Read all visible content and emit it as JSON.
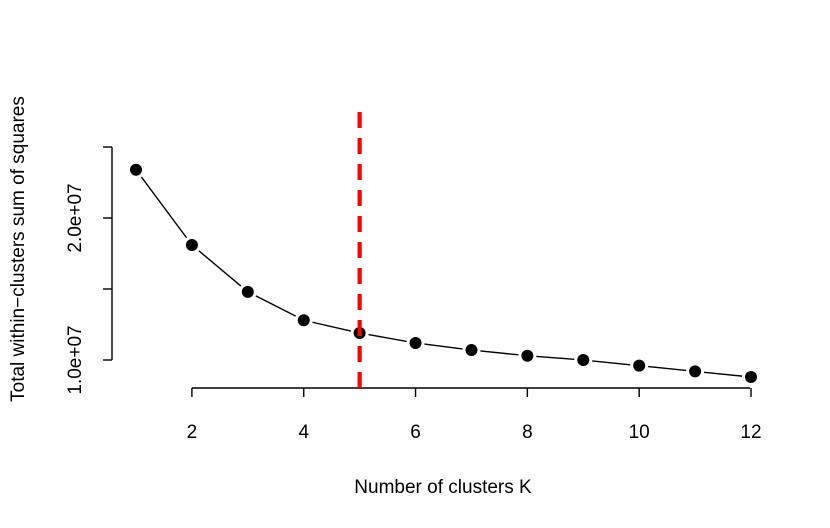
{
  "chart_data": {
    "type": "line",
    "title": "",
    "xlabel": "Number of clusters K",
    "ylabel": "Total within−clusters sum of squares",
    "x": [
      1,
      2,
      3,
      4,
      5,
      6,
      7,
      8,
      9,
      10,
      11,
      12
    ],
    "values": [
      23400000,
      18100000,
      14800000,
      12800000,
      11900000,
      11200000,
      10700000,
      10300000,
      10000000,
      9600000,
      9200000,
      8800000
    ],
    "xlim": [
      0.5,
      12.5
    ],
    "ylim": [
      8600000,
      24000000
    ],
    "xticks": [
      2,
      4,
      6,
      8,
      10,
      12
    ],
    "xtick_labels": [
      "2",
      "4",
      "6",
      "8",
      "10",
      "12"
    ],
    "yticks": [
      10000000,
      15000000,
      20000000,
      25000000
    ],
    "ytick_labels": [
      "1.0e+07",
      "",
      "2.0e+07",
      ""
    ],
    "line_style": "dashed",
    "marker": "filled-circle",
    "grid": false,
    "reference_line": {
      "axis": "x",
      "value": 5,
      "color": "#ff0000",
      "style": "dashed"
    }
  }
}
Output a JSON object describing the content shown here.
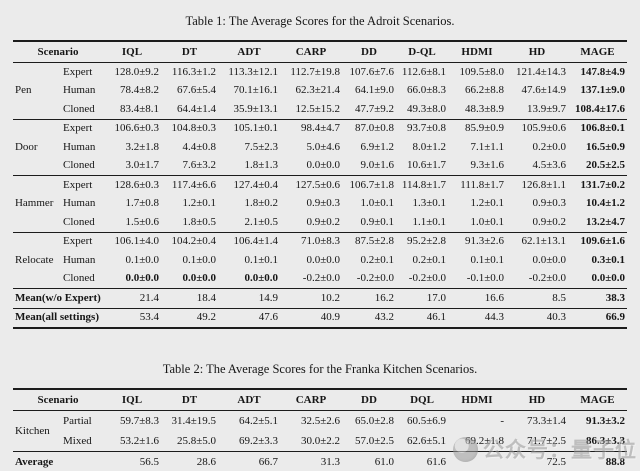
{
  "page": {
    "background": "#ebebeb",
    "text_color": "#161616",
    "rule_color": "#1c1c1c"
  },
  "tables": [
    {
      "caption": "Table 1: The Average Scores for the Adroit Scenarios.",
      "scenario_header": "Scenario",
      "method_headers": [
        "IQL",
        "DT",
        "ADT",
        "CARP",
        "DD",
        "D-QL",
        "HDMI",
        "HD",
        "MAGE"
      ],
      "groups": [
        {
          "name": "Pen",
          "rows": [
            {
              "setting": "Expert",
              "values": [
                "128.0±9.2",
                "116.3±1.2",
                "113.3±12.1",
                "112.7±19.8",
                "107.6±7.6",
                "112.6±8.1",
                "109.5±8.0",
                "121.4±14.3",
                "147.8±4.9"
              ],
              "bold": [
                8
              ]
            },
            {
              "setting": "Human",
              "values": [
                "78.4±8.2",
                "67.6±5.4",
                "70.1±16.1",
                "62.3±21.4",
                "64.1±9.0",
                "66.0±8.3",
                "66.2±8.8",
                "47.6±14.9",
                "137.1±9.0"
              ],
              "bold": [
                8
              ]
            },
            {
              "setting": "Cloned",
              "values": [
                "83.4±8.1",
                "64.4±1.4",
                "35.9±13.1",
                "12.5±15.2",
                "47.7±9.2",
                "49.3±8.0",
                "48.3±8.9",
                "13.9±9.7",
                "108.4±17.6"
              ],
              "bold": [
                8
              ]
            }
          ]
        },
        {
          "name": "Door",
          "rows": [
            {
              "setting": "Expert",
              "values": [
                "106.6±0.3",
                "104.8±0.3",
                "105.1±0.1",
                "98.4±4.7",
                "87.0±0.8",
                "93.7±0.8",
                "85.9±0.9",
                "105.9±0.6",
                "106.8±0.1"
              ],
              "bold": [
                8
              ]
            },
            {
              "setting": "Human",
              "values": [
                "3.2±1.8",
                "4.4±0.8",
                "7.5±2.3",
                "5.0±4.6",
                "6.9±1.2",
                "8.0±1.2",
                "7.1±1.1",
                "0.2±0.0",
                "16.5±0.9"
              ],
              "bold": [
                8
              ]
            },
            {
              "setting": "Cloned",
              "values": [
                "3.0±1.7",
                "7.6±3.2",
                "1.8±1.3",
                "0.0±0.0",
                "9.0±1.6",
                "10.6±1.7",
                "9.3±1.6",
                "4.5±3.6",
                "20.5±2.5"
              ],
              "bold": [
                8
              ]
            }
          ]
        },
        {
          "name": "Hammer",
          "rows": [
            {
              "setting": "Expert",
              "values": [
                "128.6±0.3",
                "117.4±6.6",
                "127.4±0.4",
                "127.5±0.6",
                "106.7±1.8",
                "114.8±1.7",
                "111.8±1.7",
                "126.8±1.1",
                "131.7±0.2"
              ],
              "bold": [
                8
              ]
            },
            {
              "setting": "Human",
              "values": [
                "1.7±0.8",
                "1.2±0.1",
                "1.8±0.2",
                "0.9±0.3",
                "1.0±0.1",
                "1.3±0.1",
                "1.2±0.1",
                "0.9±0.3",
                "10.4±1.2"
              ],
              "bold": [
                8
              ]
            },
            {
              "setting": "Cloned",
              "values": [
                "1.5±0.6",
                "1.8±0.5",
                "2.1±0.5",
                "0.9±0.2",
                "0.9±0.1",
                "1.1±0.1",
                "1.0±0.1",
                "0.9±0.2",
                "13.2±4.7"
              ],
              "bold": [
                8
              ]
            }
          ]
        },
        {
          "name": "Relocate",
          "rows": [
            {
              "setting": "Expert",
              "values": [
                "106.1±4.0",
                "104.2±0.4",
                "106.4±1.4",
                "71.0±8.3",
                "87.5±2.8",
                "95.2±2.8",
                "91.3±2.6",
                "62.1±13.1",
                "109.6±1.6"
              ],
              "bold": [
                8
              ]
            },
            {
              "setting": "Human",
              "values": [
                "0.1±0.0",
                "0.1±0.0",
                "0.1±0.1",
                "0.0±0.0",
                "0.2±0.1",
                "0.2±0.1",
                "0.1±0.1",
                "0.0±0.0",
                "0.3±0.1"
              ],
              "bold": [
                8
              ]
            },
            {
              "setting": "Cloned",
              "values": [
                "0.0±0.0",
                "0.0±0.0",
                "0.0±0.0",
                "-0.2±0.0",
                "-0.2±0.0",
                "-0.2±0.0",
                "-0.1±0.0",
                "-0.2±0.0",
                "0.0±0.0"
              ],
              "bold": [
                0,
                1,
                2,
                8
              ]
            }
          ]
        }
      ],
      "summary_rows": [
        {
          "label": "Mean(w/o Expert)",
          "values": [
            "21.4",
            "18.4",
            "14.9",
            "10.2",
            "16.2",
            "17.0",
            "16.6",
            "8.5",
            "38.3"
          ],
          "bold": [
            8
          ]
        },
        {
          "label": "Mean(all settings)",
          "values": [
            "53.4",
            "49.2",
            "47.6",
            "40.9",
            "43.2",
            "46.1",
            "44.3",
            "40.3",
            "66.9"
          ],
          "bold": [
            8
          ]
        }
      ]
    },
    {
      "caption": "Table 2: The Average Scores for the Franka Kitchen Scenarios.",
      "scenario_header": "Scenario",
      "method_headers": [
        "IQL",
        "DT",
        "ADT",
        "CARP",
        "DD",
        "DQL",
        "HDMI",
        "HD",
        "MAGE"
      ],
      "groups": [
        {
          "name": "Kitchen",
          "rows": [
            {
              "setting": "Partial",
              "values": [
                "59.7±8.3",
                "31.4±19.5",
                "64.2±5.1",
                "32.5±2.6",
                "65.0±2.8",
                "60.5±6.9",
                "-",
                "73.3±1.4",
                "91.3±3.2"
              ],
              "bold": [
                8
              ]
            },
            {
              "setting": "Mixed",
              "values": [
                "53.2±1.6",
                "25.8±5.0",
                "69.2±3.3",
                "30.0±2.2",
                "57.0±2.5",
                "62.6±5.1",
                "69.2±1.8",
                "71.7±2.5",
                "86.3±3.3"
              ],
              "bold": [
                8
              ]
            }
          ]
        }
      ],
      "summary_rows": [
        {
          "label": "Average",
          "values": [
            "56.5",
            "28.6",
            "66.7",
            "31.3",
            "61.0",
            "61.6",
            "",
            "72.5",
            "88.8"
          ],
          "bold": [
            8
          ]
        }
      ]
    }
  ],
  "watermark": {
    "text": "公众号：量子位",
    "icon": "qbitai-logo"
  }
}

» **INSTRUCTION**
Without the pictures, output the full listing exactly as it stands.

» **WRITTEN RESPONSE**
Read all visible content and emit it as JSON.
{
  "chart_data": {
    "type": "line",
    "title": "",
    "xlabel": "Number of clusters K",
    "ylabel": "Total within−clusters sum of squares",
    "x": [
      1,
      2,
      3,
      4,
      5,
      6,
      7,
      8,
      9,
      10,
      11,
      12
    ],
    "values": [
      23400000,
      18100000,
      14800000,
      12800000,
      11900000,
      11200000,
      10700000,
      10300000,
      10000000,
      9600000,
      9200000,
      8800000
    ],
    "xlim": [
      0.5,
      12.5
    ],
    "ylim": [
      8600000,
      24000000
    ],
    "xticks": [
      2,
      4,
      6,
      8,
      10,
      12
    ],
    "xtick_labels": [
      "2",
      "4",
      "6",
      "8",
      "10",
      "12"
    ],
    "yticks": [
      10000000,
      15000000,
      20000000,
      25000000
    ],
    "ytick_labels": [
      "1.0e+07",
      "",
      "2.0e+07",
      ""
    ],
    "line_style": "dashed",
    "marker": "filled-circle",
    "grid": false,
    "reference_line": {
      "axis": "x",
      "value": 5,
      "color": "#ff0000",
      "style": "dashed"
    }
  }
}
Output a JSON object describing the content shown here.
{
  "page": {
    "background": "#ebebeb",
    "text_color": "#161616",
    "rule_color": "#1c1c1c"
  },
  "tables": [
    {
      "caption": "Table 1: The Average Scores for the Adroit Scenarios.",
      "scenario_header": "Scenario",
      "method_headers": [
        "IQL",
        "DT",
        "ADT",
        "CARP",
        "DD",
        "D-QL",
        "HDMI",
        "HD",
        "MAGE"
      ],
      "groups": [
        {
          "name": "Pen",
          "rows": [
            {
              "setting": "Expert",
              "values": [
                "128.0±9.2",
                "116.3±1.2",
                "113.3±12.1",
                "112.7±19.8",
                "107.6±7.6",
                "112.6±8.1",
                "109.5±8.0",
                "121.4±14.3",
                "147.8±4.9"
              ],
              "bold": [
                8
              ]
            },
            {
              "setting": "Human",
              "values": [
                "78.4±8.2",
                "67.6±5.4",
                "70.1±16.1",
                "62.3±21.4",
                "64.1±9.0",
                "66.0±8.3",
                "66.2±8.8",
                "47.6±14.9",
                "137.1±9.0"
              ],
              "bold": [
                8
              ]
            },
            {
              "setting": "Cloned",
              "values": [
                "83.4±8.1",
                "64.4±1.4",
                "35.9±13.1",
                "12.5±15.2",
                "47.7±9.2",
                "49.3±8.0",
                "48.3±8.9",
                "13.9±9.7",
                "108.4±17.6"
              ],
              "bold": [
                8
              ]
            }
          ]
        },
        {
          "name": "Door",
          "rows": [
            {
              "setting": "Expert",
              "values": [
                "106.6±0.3",
                "104.8±0.3",
                "105.1±0.1",
                "98.4±4.7",
                "87.0±0.8",
                "93.7±0.8",
                "85.9±0.9",
                "105.9±0.6",
                "106.8±0.1"
              ],
              "bold": [
                8
              ]
            },
            {
              "setting": "Human",
              "values": [
                "3.2±1.8",
                "4.4±0.8",
                "7.5±2.3",
                "5.0±4.6",
                "6.9±1.2",
                "8.0±1.2",
                "7.1±1.1",
                "0.2±0.0",
                "16.5±0.9"
              ],
              "bold": [
                8
              ]
            },
            {
              "setting": "Cloned",
              "values": [
                "3.0±1.7",
                "7.6±3.2",
                "1.8±1.3",
                "0.0±0.0",
                "9.0±1.6",
                "10.6±1.7",
                "9.3±1.6",
                "4.5±3.6",
                "20.5±2.5"
              ],
              "bold": [
                8
              ]
            }
          ]
        },
        {
          "name": "Hammer",
          "rows": [
            {
              "setting": "Expert",
              "values": [
                "128.6±0.3",
                "117.4±6.6",
                "127.4±0.4",
                "127.5±0.6",
                "106.7±1.8",
                "114.8±1.7",
                "111.8±1.7",
                "126.8±1.1",
                "131.7±0.2"
              ],
              "bold": [
                8
              ]
            },
            {
              "setting": "Human",
              "values": [
                "1.7±0.8",
                "1.2±0.1",
                "1.8±0.2",
                "0.9±0.3",
                "1.0±0.1",
                "1.3±0.1",
                "1.2±0.1",
                "0.9±0.3",
                "10.4±1.2"
              ],
              "bold": [
                8
              ]
            },
            {
              "setting": "Cloned",
              "values": [
                "1.5±0.6",
                "1.8±0.5",
                "2.1±0.5",
                "0.9±0.2",
                "0.9±0.1",
                "1.1±0.1",
                "1.0±0.1",
                "0.9±0.2",
                "13.2±4.7"
              ],
              "bold": [
                8
              ]
            }
          ]
        },
        {
          "name": "Relocate",
          "rows": [
            {
              "setting": "Expert",
              "values": [
                "106.1±4.0",
                "104.2±0.4",
                "106.4±1.4",
                "71.0±8.3",
                "87.5±2.8",
                "95.2±2.8",
                "91.3±2.6",
                "62.1±13.1",
                "109.6±1.6"
              ],
              "bold": [
                8
              ]
            },
            {
              "setting": "Human",
              "values": [
                "0.1±0.0",
                "0.1±0.0",
                "0.1±0.1",
                "0.0±0.0",
                "0.2±0.1",
                "0.2±0.1",
                "0.1±0.1",
                "0.0±0.0",
                "0.3±0.1"
              ],
              "bold": [
                8
              ]
            },
            {
              "setting": "Cloned",
              "values": [
                "0.0±0.0",
                "0.0±0.0",
                "0.0±0.0",
                "-0.2±0.0",
                "-0.2±0.0",
                "-0.2±0.0",
                "-0.1±0.0",
                "-0.2±0.0",
                "0.0±0.0"
              ],
              "bold": [
                0,
                1,
                2,
                8
              ]
            }
          ]
        }
      ],
      "summary_rows": [
        {
          "label": "Mean(w/o Expert)",
          "values": [
            "21.4",
            "18.4",
            "14.9",
            "10.2",
            "16.2",
            "17.0",
            "16.6",
            "8.5",
            "38.3"
          ],
          "bold": [
            8
          ]
        },
        {
          "label": "Mean(all settings)",
          "values": [
            "53.4",
            "49.2",
            "47.6",
            "40.9",
            "43.2",
            "46.1",
            "44.3",
            "40.3",
            "66.9"
          ],
          "bold": [
            8
          ]
        }
      ]
    },
    {
      "caption": "Table 2: The Average Scores for the Franka Kitchen Scenarios.",
      "scenario_header": "Scenario",
      "method_headers": [
        "IQL",
        "DT",
        "ADT",
        "CARP",
        "DD",
        "DQL",
        "HDMI",
        "HD",
        "MAGE"
      ],
      "groups": [
        {
          "name": "Kitchen",
          "rows": [
            {
              "setting": "Partial",
              "values": [
                "59.7±8.3",
                "31.4±19.5",
                "64.2±5.1",
                "32.5±2.6",
                "65.0±2.8",
                "60.5±6.9",
                "-",
                "73.3±1.4",
                "91.3±3.2"
              ],
              "bold": [
                8
              ]
            },
            {
              "setting": "Mixed",
              "values": [
                "53.2±1.6",
                "25.8±5.0",
                "69.2±3.3",
                "30.0±2.2",
                "57.0±2.5",
                "62.6±5.1",
                "69.2±1.8",
                "71.7±2.5",
                "86.3±3.3"
              ],
              "bold": [
                8
              ]
            }
          ]
        }
      ],
      "summary_rows": [
        {
          "label": "Average",
          "values": [
            "56.5",
            "28.6",
            "66.7",
            "31.3",
            "61.0",
            "61.6",
            "",
            "72.5",
            "88.8"
          ],
          "bold": [
            8
          ]
        }
      ]
    }
  ],
  "watermark": {
    "text": "公众号：量子位",
    "icon": "qbitai-logo"
  }
}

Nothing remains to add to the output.